Data entries
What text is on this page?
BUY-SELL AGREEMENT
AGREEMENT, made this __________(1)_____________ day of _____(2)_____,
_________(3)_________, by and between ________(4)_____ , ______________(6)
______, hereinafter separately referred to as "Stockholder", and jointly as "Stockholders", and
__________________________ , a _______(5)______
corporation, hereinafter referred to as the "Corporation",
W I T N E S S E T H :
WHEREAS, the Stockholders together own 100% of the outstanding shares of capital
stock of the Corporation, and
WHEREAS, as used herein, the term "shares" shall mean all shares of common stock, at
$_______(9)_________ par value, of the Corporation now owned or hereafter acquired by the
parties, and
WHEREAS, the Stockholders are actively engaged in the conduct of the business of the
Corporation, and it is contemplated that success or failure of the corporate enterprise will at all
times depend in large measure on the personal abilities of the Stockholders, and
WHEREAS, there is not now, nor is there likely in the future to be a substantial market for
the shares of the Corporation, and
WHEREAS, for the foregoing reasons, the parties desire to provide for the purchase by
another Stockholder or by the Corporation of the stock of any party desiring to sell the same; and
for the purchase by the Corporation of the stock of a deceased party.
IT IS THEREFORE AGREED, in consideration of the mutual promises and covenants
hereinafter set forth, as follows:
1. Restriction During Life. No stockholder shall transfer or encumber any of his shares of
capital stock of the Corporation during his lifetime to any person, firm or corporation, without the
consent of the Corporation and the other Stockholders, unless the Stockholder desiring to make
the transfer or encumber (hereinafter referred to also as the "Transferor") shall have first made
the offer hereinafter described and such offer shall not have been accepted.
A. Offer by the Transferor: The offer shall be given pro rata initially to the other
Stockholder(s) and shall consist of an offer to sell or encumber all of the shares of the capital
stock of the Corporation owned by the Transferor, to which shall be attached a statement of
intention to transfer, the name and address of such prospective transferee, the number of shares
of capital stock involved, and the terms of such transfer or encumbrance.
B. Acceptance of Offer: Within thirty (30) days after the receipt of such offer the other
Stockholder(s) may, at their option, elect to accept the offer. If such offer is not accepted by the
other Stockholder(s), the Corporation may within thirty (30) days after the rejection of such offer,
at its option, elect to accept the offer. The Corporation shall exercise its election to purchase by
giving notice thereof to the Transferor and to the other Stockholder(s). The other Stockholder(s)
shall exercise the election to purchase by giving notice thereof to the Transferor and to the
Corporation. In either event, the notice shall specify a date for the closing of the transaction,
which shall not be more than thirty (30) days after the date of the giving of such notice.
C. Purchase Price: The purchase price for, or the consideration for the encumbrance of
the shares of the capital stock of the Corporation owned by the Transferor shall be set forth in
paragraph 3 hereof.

---

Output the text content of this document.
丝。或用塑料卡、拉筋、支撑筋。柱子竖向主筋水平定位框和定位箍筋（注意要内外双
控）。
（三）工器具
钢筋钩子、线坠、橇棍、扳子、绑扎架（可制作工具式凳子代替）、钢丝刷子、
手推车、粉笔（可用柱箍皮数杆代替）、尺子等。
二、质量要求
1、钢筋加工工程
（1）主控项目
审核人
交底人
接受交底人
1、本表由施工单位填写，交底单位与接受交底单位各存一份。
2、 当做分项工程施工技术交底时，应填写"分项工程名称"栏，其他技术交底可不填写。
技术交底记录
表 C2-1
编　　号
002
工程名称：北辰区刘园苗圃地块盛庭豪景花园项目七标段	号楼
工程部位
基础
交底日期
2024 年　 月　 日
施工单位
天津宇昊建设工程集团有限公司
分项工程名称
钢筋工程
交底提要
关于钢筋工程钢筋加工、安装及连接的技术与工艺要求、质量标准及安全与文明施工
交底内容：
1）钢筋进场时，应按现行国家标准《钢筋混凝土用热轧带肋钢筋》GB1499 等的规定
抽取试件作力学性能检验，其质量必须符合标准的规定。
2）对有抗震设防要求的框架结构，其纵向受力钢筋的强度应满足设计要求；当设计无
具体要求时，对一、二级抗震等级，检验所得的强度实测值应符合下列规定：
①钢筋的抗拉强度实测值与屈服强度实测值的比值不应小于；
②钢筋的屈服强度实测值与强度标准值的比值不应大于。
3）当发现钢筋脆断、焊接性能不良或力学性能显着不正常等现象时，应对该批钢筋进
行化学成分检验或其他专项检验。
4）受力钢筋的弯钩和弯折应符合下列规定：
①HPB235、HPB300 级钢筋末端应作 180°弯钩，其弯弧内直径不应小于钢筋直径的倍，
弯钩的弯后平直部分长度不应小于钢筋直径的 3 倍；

What is needed
Going through the data above, count the lines where the string "encumber" appears, and answer with only that number.

Result of this exercise
3